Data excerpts
━━━━━━
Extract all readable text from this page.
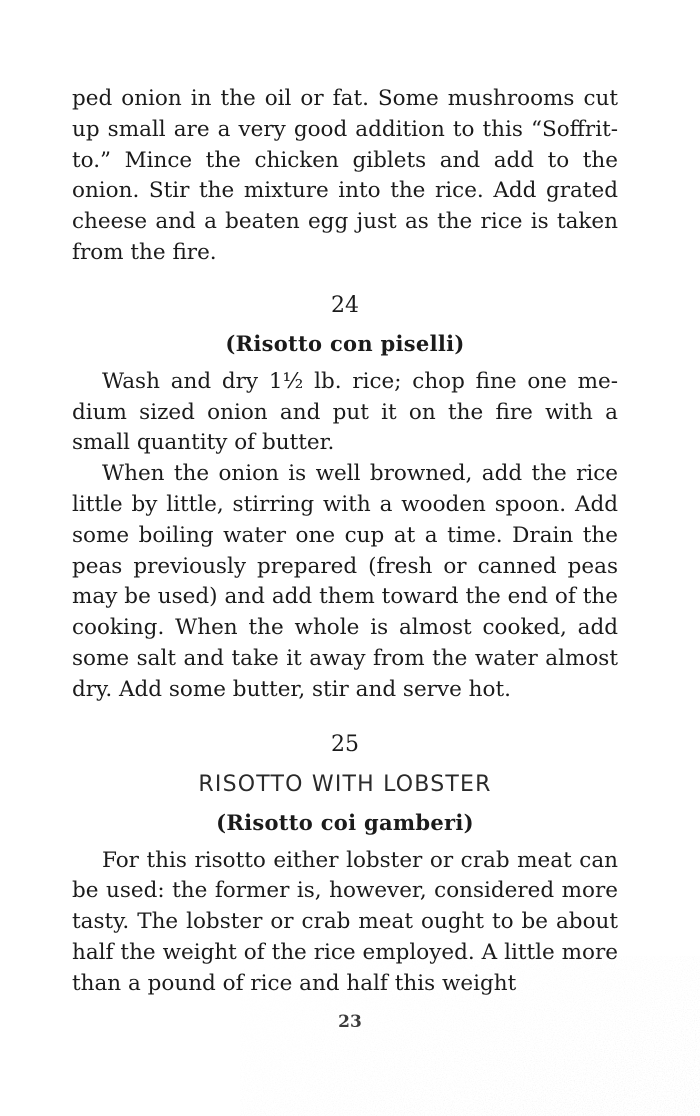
ped onion in the oil or fat. Some mushrooms cut up small are a very good addition to this “Soffritto.” Mince the chicken giblets and add to the onion. Stir the mixture into the rice. Add grated cheese and a beaten egg just as the rice is taken from the fire.

24

(Risotto con piselli)

Wash and dry 1½ lb. rice; chop fine one medium sized onion and put it on the fire with a small quantity of butter.

When the onion is well browned, add the rice little by little, stirring with a wooden spoon. Add some boiling water one cup at a time. Drain the peas previously prepared (fresh or canned peas may be used) and add them toward the end of the cooking. When the whole is almost cooked, add some salt and take it away from the water almost dry. Add some butter, stir and serve hot.

25

RISOTTO WITH LOBSTER

(Risotto coi gamberi)

For this risotto either lobster or crab meat can be used: the former is, however, considered more tasty. The lobster or crab meat ought to be about half the weight of the rice employed. A little more than a pound of rice and half this weight

23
━━━━━━
Task details
Transcribe the complete set of entries verbatim. No pictures belong in the copy.

Response to this task
Extract all readable text from this page.
ped onion in the oil or fat. Some mushrooms cut up small are a very good addition to this “Soffritto.” Mince the chicken giblets and add to the onion. Stir the mixture into the rice. Add grated cheese and a beaten egg just as the rice is taken from the fire.

24

(Risotto con piselli)

Wash and dry 1½ lb. rice; chop fine one medium sized onion and put it on the fire with a small quantity of butter.

When the onion is well browned, add the rice little by little, stirring with a wooden spoon. Add some boiling water one cup at a time. Drain the peas previously prepared (fresh or canned peas may be used) and add them toward the end of the cooking. When the whole is almost cooked, add some salt and take it away from the water almost dry. Add some butter, stir and serve hot.

25

RISOTTO WITH LOBSTER

(Risotto coi gamberi)

For this risotto either lobster or crab meat can be used: the former is, however, considered more tasty. The lobster or crab meat ought to be about half the weight of the rice employed. A little more than a pound of rice and half this weight

23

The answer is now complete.